* WHAT TO PRODUCE
Bring together all lines of the material below that contain the string "then".

-=-=-=-=-

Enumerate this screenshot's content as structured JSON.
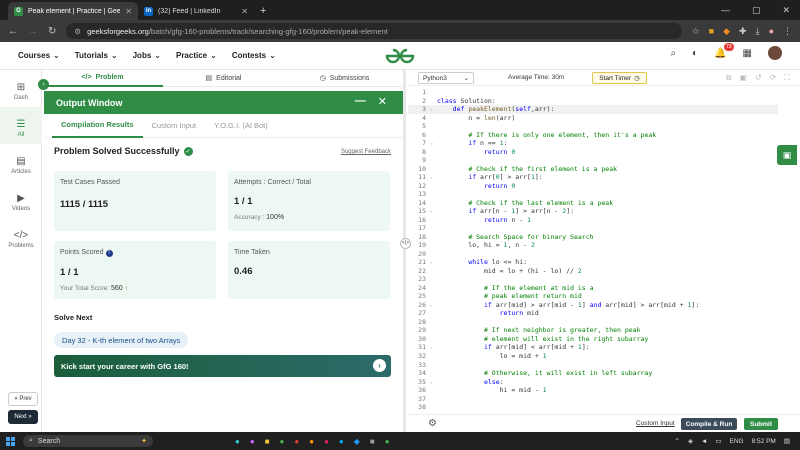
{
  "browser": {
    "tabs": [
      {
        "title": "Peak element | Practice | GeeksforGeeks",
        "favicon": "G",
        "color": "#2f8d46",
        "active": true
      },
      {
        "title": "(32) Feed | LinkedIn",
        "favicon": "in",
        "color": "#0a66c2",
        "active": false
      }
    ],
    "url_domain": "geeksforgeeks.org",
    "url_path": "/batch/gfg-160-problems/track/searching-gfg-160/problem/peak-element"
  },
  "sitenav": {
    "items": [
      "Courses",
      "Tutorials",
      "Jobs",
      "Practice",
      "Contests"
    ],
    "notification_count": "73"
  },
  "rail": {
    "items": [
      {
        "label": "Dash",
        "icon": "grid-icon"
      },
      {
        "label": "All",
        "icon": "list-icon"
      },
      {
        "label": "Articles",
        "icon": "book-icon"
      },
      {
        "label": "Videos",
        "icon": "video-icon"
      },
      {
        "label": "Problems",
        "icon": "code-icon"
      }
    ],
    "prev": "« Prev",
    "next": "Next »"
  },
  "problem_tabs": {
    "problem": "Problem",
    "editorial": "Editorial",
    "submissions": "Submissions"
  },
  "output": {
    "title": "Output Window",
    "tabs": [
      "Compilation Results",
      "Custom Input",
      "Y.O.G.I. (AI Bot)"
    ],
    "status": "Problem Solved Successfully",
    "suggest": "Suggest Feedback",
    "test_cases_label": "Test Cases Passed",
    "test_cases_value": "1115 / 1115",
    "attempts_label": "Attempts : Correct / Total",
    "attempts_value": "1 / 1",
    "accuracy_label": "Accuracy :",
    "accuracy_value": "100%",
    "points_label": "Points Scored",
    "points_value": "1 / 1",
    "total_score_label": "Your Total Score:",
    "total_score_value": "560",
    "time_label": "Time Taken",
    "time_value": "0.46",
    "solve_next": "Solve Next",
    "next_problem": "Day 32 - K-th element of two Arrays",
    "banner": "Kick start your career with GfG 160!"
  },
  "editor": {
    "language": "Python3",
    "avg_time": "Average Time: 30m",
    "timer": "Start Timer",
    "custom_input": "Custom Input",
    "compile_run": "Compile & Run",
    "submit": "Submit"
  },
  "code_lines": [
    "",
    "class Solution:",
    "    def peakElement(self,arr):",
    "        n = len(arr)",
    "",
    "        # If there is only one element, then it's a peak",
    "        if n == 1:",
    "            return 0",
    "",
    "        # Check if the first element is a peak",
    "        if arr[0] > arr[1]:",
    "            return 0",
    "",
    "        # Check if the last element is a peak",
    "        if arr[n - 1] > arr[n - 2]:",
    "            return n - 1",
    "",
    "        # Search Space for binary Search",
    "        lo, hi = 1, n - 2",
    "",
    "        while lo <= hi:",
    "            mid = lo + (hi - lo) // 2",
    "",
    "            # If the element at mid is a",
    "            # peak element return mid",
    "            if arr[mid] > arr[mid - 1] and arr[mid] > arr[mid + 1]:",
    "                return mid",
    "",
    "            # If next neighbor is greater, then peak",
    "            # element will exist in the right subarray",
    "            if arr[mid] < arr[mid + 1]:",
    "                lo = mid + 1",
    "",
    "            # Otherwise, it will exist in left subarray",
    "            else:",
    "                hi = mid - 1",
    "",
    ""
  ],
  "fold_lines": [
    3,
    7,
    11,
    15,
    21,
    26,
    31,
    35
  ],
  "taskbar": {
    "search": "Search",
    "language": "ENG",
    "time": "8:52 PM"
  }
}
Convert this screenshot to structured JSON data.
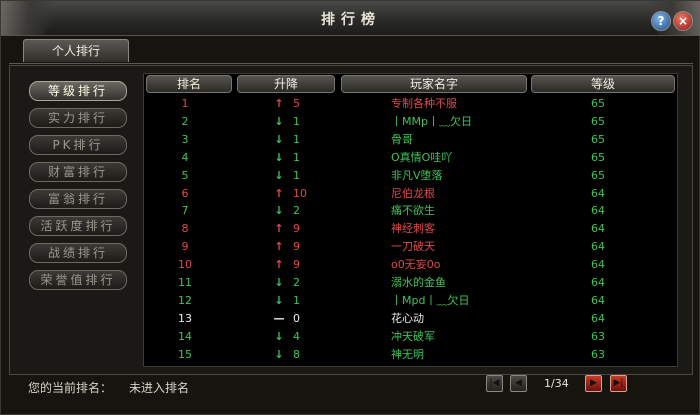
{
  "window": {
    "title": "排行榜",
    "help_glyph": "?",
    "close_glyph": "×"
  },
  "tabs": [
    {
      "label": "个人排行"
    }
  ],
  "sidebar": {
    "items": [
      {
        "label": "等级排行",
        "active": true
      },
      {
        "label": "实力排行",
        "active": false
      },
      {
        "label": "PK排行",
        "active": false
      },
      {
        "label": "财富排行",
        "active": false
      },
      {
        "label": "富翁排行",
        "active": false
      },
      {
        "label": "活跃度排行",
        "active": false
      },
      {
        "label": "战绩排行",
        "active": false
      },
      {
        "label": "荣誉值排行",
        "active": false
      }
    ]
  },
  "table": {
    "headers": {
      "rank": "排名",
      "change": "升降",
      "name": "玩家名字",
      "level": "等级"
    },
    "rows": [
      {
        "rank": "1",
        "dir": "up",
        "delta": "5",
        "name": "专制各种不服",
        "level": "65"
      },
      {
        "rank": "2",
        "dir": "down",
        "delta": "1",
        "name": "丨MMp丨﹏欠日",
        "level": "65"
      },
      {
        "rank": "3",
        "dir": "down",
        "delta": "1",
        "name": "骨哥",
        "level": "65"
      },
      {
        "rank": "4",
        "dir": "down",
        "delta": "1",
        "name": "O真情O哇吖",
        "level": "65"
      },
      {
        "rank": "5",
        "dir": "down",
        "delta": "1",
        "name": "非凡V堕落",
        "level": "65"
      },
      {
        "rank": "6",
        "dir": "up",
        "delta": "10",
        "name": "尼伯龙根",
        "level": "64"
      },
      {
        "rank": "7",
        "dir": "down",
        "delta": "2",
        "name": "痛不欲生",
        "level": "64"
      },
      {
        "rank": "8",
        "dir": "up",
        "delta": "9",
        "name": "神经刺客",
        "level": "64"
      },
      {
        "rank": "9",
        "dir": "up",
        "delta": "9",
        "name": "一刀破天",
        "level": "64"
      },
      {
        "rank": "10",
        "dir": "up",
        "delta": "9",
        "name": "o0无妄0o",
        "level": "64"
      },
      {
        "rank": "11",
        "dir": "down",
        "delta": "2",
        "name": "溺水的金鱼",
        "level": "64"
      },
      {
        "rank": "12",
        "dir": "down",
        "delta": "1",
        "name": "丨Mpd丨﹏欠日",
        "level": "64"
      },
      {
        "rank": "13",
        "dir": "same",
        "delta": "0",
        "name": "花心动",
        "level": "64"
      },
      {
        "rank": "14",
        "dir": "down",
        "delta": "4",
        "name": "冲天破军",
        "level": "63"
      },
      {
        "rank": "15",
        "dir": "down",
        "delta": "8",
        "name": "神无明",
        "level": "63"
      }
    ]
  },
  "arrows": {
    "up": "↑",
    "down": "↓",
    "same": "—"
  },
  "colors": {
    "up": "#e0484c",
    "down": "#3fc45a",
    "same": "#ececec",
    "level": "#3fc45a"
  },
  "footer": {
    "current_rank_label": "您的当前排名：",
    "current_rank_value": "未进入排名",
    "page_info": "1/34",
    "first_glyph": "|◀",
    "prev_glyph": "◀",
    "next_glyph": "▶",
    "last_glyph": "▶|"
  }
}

-=-=-=-=-

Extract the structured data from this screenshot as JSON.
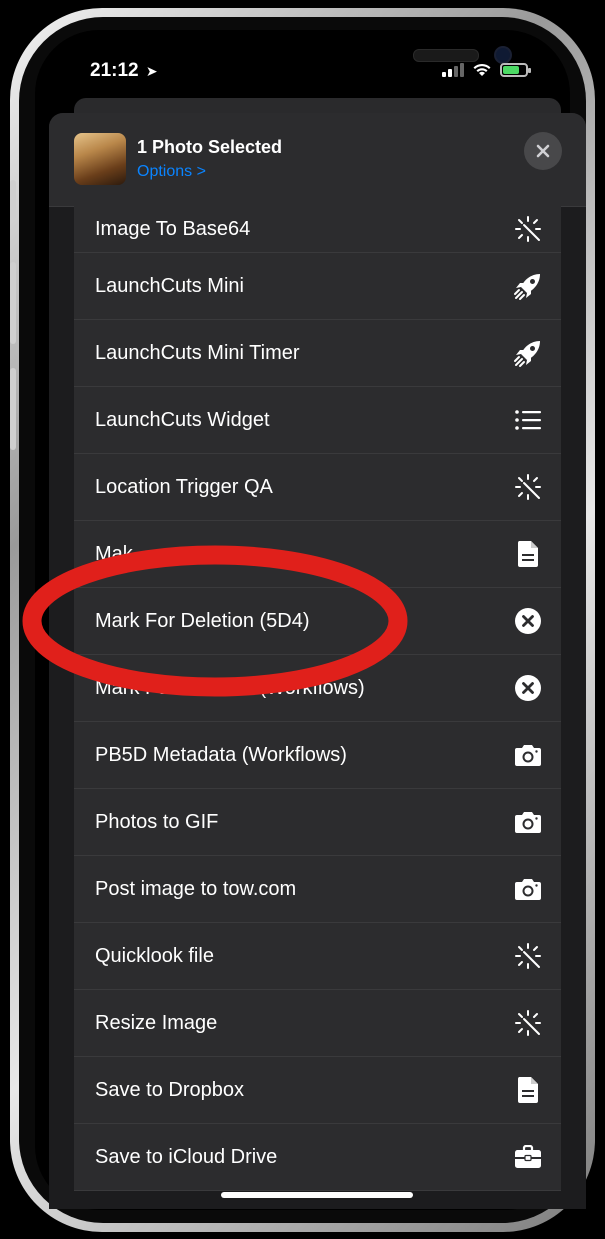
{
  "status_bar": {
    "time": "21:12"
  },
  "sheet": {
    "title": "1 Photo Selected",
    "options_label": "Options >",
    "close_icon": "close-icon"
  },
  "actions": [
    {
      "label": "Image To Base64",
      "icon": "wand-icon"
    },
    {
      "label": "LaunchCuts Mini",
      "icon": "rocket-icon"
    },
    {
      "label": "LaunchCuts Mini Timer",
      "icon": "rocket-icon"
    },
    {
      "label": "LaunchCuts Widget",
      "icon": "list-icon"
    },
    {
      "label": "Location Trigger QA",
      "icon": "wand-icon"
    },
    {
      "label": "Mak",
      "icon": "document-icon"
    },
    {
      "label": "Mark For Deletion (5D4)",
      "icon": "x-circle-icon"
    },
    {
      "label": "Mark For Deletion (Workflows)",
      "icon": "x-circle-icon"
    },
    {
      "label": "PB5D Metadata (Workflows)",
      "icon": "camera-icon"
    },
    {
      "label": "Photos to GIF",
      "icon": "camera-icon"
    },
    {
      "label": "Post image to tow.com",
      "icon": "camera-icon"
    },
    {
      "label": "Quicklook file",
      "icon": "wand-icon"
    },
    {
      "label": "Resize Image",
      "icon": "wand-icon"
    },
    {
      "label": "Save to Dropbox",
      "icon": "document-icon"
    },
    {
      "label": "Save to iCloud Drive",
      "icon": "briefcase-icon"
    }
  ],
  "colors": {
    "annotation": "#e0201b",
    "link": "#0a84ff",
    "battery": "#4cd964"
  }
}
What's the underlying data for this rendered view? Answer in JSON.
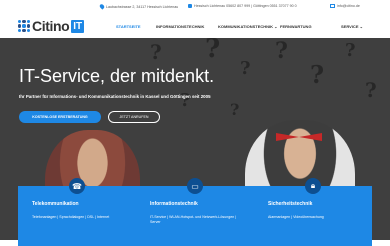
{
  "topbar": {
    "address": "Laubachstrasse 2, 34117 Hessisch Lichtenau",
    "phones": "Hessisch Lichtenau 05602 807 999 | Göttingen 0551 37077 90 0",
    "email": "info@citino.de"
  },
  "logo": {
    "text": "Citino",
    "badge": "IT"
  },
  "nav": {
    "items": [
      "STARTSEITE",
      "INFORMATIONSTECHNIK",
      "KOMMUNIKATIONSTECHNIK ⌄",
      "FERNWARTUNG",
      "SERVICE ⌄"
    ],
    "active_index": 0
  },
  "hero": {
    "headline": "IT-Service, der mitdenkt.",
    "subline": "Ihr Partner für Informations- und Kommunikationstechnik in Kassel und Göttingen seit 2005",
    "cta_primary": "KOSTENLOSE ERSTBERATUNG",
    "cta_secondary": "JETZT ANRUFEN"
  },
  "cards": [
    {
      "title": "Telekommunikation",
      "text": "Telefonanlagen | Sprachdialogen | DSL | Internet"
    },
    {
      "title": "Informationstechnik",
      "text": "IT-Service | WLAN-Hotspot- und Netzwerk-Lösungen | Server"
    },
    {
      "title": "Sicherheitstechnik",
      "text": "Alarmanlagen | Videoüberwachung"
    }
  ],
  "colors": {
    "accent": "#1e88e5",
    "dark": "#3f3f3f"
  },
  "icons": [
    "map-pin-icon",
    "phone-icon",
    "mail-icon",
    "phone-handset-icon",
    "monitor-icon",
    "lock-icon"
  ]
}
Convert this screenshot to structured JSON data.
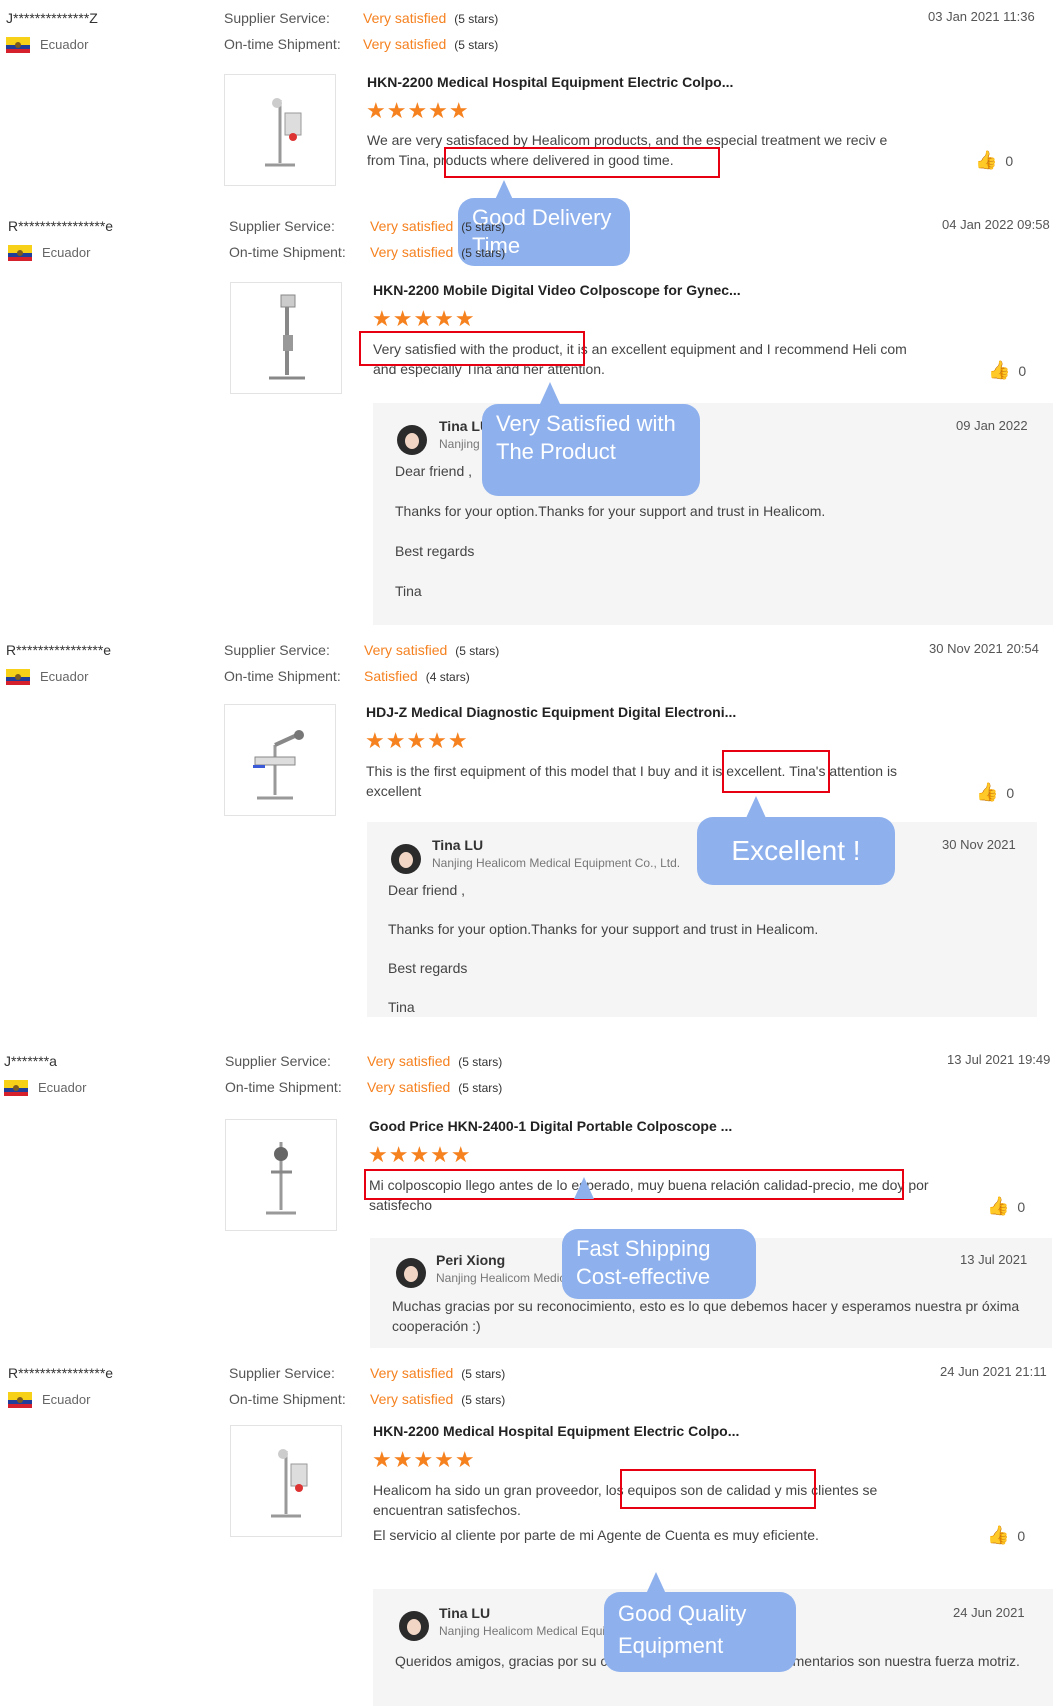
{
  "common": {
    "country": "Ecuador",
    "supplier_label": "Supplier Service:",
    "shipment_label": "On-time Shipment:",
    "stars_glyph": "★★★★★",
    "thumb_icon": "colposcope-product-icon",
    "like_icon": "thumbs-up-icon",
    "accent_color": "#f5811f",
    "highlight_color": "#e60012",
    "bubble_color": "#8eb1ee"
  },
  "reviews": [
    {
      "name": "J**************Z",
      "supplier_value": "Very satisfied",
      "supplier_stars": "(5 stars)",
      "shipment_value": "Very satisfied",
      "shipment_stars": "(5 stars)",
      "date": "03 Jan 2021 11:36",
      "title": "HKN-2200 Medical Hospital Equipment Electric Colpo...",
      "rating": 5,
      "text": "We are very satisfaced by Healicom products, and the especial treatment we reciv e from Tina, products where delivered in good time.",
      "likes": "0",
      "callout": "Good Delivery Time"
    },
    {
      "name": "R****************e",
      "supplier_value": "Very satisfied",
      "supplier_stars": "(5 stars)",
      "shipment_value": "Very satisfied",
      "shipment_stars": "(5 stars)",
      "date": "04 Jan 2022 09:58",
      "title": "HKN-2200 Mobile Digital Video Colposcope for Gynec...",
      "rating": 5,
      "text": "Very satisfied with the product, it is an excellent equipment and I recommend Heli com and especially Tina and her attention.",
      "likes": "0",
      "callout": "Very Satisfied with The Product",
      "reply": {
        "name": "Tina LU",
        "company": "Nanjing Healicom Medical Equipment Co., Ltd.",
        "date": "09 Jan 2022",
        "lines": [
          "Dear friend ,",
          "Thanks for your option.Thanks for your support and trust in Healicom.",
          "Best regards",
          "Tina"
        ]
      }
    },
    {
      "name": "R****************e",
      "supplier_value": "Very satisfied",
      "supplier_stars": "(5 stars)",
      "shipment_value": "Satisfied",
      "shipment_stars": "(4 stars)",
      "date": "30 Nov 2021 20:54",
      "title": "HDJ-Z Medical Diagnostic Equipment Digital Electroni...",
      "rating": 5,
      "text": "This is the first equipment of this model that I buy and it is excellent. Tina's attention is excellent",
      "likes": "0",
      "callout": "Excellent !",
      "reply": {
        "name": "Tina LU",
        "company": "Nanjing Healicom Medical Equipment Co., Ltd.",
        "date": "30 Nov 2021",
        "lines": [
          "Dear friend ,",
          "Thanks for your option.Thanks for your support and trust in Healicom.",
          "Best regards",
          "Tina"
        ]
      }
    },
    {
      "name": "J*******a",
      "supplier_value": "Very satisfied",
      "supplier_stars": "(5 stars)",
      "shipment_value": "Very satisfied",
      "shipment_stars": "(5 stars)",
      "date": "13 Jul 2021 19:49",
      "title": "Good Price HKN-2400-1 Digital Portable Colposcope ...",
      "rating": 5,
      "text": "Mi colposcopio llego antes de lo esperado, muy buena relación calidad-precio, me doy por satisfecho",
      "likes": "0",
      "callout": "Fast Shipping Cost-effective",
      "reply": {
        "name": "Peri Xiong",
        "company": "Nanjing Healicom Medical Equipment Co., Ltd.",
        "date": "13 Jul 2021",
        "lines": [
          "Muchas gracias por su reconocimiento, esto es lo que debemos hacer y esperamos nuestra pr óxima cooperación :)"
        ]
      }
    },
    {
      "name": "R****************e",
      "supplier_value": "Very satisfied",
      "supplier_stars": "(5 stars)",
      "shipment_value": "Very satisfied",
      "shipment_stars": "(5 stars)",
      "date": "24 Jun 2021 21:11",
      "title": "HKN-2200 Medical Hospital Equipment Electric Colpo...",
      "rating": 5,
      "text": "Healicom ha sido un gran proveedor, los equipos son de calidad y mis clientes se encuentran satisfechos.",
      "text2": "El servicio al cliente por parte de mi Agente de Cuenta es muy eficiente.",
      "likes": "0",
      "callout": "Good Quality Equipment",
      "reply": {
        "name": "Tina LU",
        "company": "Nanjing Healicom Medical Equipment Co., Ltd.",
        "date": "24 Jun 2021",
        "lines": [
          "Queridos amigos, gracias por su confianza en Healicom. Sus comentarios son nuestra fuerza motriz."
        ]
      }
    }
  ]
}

-=-=-=-=-

* THE REPLY
    "        # If there is only one element, then it's a peak",
    "            # If next neighbor is greater, then peak",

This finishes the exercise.